/---
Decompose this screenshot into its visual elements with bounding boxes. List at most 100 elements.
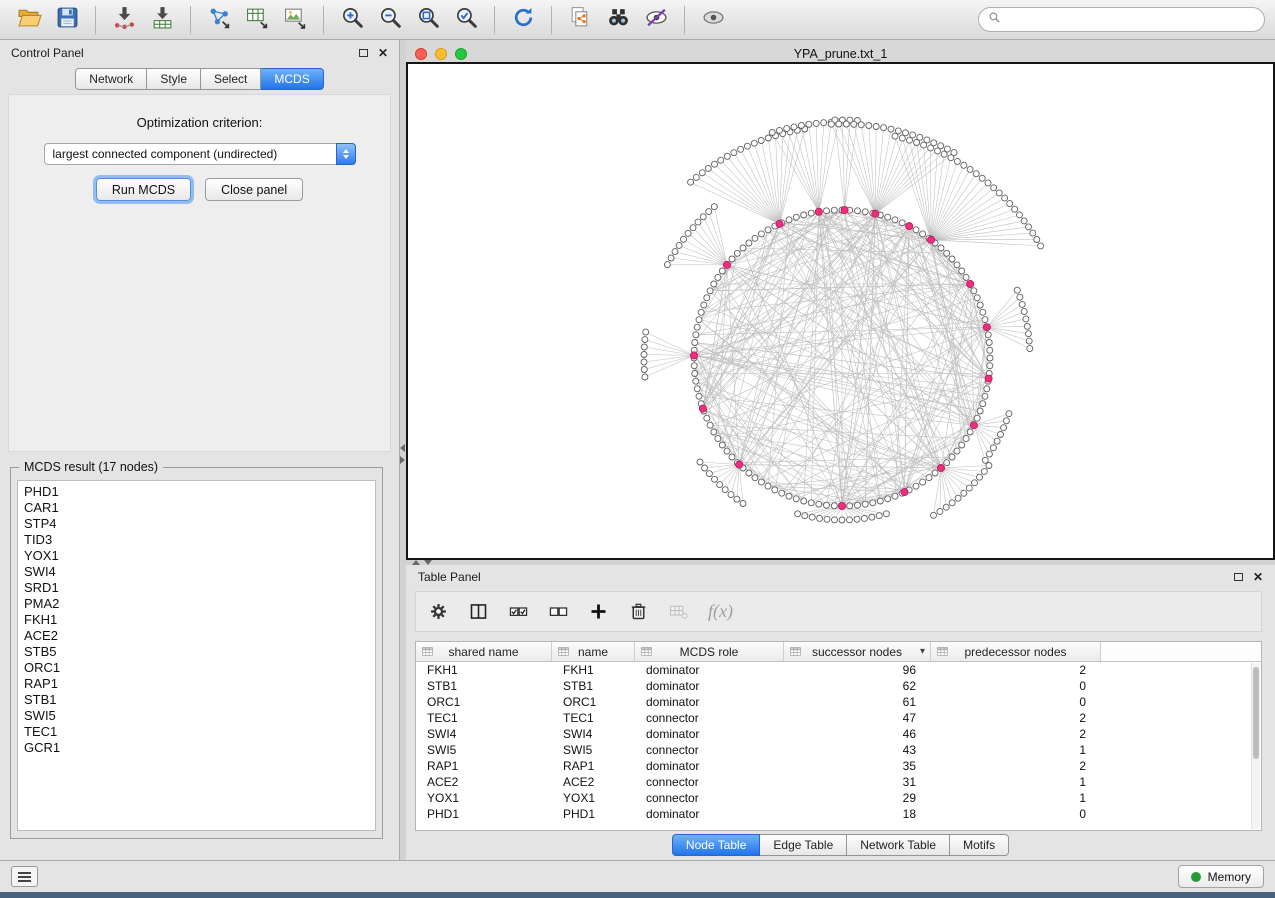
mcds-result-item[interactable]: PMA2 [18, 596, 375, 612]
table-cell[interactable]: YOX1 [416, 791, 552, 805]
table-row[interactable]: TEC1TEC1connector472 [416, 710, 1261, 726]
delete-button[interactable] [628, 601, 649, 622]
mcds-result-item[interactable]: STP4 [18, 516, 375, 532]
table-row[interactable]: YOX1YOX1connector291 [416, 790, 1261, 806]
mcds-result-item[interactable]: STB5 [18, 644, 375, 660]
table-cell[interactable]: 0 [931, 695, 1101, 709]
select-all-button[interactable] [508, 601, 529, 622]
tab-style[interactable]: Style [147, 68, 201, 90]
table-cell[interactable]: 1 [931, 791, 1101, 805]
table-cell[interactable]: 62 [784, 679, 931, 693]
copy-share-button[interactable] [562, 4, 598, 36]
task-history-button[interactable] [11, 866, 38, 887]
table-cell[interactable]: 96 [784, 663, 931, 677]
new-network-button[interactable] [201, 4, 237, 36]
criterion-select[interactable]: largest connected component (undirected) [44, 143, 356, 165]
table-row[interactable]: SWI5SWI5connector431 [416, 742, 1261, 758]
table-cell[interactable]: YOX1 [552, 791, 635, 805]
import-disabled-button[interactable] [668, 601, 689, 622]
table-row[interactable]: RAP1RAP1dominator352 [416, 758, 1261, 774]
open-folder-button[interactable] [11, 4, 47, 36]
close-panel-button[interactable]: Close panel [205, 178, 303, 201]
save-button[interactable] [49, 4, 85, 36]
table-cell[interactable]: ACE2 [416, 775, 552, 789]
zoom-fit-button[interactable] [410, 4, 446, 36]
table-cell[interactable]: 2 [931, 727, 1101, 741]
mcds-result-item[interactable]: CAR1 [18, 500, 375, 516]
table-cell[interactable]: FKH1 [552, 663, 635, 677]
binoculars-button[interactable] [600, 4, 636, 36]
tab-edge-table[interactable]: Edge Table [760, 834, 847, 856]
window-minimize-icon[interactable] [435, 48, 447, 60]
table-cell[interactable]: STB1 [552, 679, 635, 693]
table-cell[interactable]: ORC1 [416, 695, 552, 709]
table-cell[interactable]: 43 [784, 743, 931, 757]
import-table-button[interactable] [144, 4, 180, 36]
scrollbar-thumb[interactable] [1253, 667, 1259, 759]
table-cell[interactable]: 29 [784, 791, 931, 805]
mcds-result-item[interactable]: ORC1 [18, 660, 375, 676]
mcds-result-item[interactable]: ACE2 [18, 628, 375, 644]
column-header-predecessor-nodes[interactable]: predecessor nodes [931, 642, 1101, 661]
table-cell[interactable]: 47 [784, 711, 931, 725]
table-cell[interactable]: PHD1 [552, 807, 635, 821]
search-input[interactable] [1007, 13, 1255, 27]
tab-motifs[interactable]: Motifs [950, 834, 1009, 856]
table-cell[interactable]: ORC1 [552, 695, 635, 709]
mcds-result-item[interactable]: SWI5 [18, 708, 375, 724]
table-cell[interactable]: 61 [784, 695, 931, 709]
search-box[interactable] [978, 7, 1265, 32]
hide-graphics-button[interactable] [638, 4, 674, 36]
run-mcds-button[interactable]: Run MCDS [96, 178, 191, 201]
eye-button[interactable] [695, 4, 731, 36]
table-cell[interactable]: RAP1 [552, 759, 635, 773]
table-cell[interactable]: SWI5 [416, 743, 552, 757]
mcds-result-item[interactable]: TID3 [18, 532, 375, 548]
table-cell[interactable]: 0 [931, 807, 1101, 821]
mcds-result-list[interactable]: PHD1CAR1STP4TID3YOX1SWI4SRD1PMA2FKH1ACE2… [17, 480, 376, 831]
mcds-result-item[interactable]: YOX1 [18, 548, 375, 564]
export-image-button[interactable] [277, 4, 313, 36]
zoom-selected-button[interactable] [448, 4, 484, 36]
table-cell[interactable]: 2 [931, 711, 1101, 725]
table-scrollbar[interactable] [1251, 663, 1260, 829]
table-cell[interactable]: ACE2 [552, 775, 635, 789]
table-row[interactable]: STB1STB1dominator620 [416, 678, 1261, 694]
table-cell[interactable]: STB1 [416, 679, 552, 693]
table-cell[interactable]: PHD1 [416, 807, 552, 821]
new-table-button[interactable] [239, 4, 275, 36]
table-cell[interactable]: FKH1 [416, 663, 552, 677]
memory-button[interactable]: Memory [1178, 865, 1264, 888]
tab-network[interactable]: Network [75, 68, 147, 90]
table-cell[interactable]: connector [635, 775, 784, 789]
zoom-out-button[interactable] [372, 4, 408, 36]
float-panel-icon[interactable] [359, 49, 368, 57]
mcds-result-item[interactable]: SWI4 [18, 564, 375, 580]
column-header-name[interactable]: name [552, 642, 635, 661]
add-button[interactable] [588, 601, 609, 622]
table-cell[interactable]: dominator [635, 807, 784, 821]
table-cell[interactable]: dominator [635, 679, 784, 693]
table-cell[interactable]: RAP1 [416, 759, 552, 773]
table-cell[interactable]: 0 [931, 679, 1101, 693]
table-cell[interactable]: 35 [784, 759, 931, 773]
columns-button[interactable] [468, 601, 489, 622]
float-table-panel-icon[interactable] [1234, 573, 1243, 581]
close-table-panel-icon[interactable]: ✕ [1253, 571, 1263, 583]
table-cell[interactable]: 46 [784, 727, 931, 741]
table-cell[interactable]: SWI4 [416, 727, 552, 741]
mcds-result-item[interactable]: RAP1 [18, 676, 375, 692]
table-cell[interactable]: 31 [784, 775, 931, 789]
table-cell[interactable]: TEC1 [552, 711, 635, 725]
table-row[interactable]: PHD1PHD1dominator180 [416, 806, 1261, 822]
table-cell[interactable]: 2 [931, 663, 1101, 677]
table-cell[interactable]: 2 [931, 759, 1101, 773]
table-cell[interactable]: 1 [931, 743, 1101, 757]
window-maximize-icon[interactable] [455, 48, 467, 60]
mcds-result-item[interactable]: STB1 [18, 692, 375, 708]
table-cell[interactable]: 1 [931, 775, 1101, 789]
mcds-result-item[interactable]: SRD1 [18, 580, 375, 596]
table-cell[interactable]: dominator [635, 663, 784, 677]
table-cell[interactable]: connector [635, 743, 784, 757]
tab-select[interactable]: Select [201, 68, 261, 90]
\---
## The request
Please rewrite the stretch of items from the line containing "mcds-result-item[interactable]: PMA2 [18, 596, 375, 612]" through the line containing "table-cell[interactable]: 0 [931, 695, 1101, 709]", changing "delete-button" to "remove-button" and leaving everything else as it is.

## Exercise solution
mcds-result-item[interactable]: PMA2 [18, 596, 375, 612]
table-cell[interactable]: YOX1 [416, 791, 552, 805]
table-row[interactable]: TEC1TEC1connector472 [416, 710, 1261, 726]
remove-button[interactable] [628, 601, 649, 622]
mcds-result-item[interactable]: STP4 [18, 516, 375, 532]
table-row[interactable]: YOX1YOX1connector291 [416, 790, 1261, 806]
mcds-result-item[interactable]: STB5 [18, 644, 375, 660]
table-cell[interactable]: 0 [931, 695, 1101, 709]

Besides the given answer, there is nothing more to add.